# THE REQUEST
Search the data below for "Márta"; list each line that holds it.

# ENTRIES
==========

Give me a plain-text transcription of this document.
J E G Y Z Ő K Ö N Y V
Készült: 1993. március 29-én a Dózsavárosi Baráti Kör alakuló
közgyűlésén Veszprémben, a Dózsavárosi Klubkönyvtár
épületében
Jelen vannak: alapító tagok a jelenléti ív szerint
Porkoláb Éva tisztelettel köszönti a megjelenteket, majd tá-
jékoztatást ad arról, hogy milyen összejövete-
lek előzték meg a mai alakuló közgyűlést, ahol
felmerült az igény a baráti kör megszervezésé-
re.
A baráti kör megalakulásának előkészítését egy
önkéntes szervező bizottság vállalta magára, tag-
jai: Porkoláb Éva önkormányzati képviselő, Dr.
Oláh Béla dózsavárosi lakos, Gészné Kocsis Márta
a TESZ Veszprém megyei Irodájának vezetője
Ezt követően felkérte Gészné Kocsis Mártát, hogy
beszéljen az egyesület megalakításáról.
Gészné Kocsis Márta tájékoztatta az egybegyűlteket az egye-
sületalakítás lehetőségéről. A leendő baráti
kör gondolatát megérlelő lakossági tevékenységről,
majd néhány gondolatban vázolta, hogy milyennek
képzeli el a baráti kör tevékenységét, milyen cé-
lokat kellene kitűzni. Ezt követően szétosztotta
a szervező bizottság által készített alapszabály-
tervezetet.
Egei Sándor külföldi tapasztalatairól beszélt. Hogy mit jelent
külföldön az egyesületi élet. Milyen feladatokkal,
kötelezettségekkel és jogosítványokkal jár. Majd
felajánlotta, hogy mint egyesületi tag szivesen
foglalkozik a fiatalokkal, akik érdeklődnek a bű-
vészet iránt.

==========

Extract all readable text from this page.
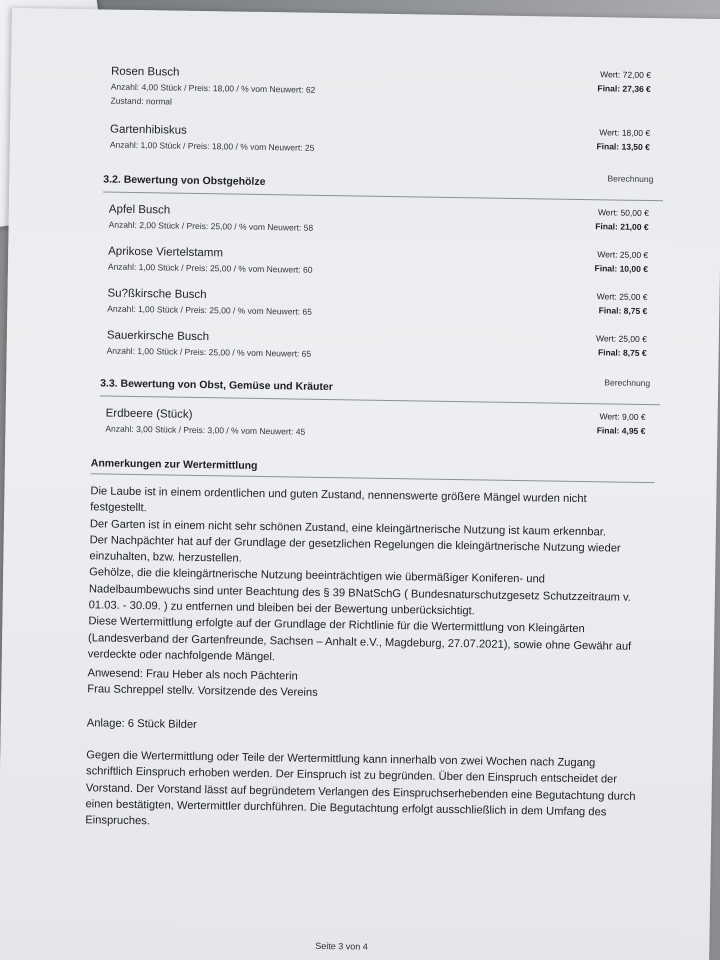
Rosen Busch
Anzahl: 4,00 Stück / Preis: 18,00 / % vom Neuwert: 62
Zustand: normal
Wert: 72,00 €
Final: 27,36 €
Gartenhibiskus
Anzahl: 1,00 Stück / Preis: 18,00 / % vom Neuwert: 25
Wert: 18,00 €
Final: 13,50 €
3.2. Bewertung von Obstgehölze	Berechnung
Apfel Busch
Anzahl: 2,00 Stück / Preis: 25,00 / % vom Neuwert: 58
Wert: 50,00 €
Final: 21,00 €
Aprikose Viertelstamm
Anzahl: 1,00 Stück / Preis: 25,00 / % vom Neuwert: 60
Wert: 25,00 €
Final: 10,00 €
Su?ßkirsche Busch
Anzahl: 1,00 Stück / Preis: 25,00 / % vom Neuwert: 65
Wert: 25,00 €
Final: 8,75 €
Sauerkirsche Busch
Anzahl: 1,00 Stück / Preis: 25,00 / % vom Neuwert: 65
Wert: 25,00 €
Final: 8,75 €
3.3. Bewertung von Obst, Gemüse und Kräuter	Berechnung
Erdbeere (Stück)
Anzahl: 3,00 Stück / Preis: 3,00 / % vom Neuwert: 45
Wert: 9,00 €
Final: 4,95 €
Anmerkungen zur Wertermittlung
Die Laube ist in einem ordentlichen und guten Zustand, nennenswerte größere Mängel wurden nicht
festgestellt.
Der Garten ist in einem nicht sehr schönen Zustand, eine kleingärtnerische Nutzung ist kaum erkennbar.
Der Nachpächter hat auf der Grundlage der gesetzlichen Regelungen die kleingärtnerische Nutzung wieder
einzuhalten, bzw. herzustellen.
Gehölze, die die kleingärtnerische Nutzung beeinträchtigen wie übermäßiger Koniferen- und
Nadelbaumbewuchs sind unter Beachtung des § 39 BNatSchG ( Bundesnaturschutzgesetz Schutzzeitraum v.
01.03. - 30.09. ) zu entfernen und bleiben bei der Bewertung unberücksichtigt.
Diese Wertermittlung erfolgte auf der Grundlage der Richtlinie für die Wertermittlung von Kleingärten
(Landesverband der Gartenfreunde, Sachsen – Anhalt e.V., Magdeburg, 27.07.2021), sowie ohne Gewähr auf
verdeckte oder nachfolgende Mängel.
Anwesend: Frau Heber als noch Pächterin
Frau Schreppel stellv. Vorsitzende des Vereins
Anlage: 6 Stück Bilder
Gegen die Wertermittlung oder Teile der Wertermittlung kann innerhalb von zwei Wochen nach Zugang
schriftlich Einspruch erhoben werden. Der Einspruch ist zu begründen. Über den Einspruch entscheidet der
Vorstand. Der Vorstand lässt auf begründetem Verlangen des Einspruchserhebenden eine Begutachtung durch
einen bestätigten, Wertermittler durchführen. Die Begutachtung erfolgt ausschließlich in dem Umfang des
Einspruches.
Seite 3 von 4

==========

# REPLY
Oláh Béla dózsavárosi lakos, Gészné Kocsis Márta
Gészné Kocsis Márta tájékoztatta az egybegyűlteket az egye-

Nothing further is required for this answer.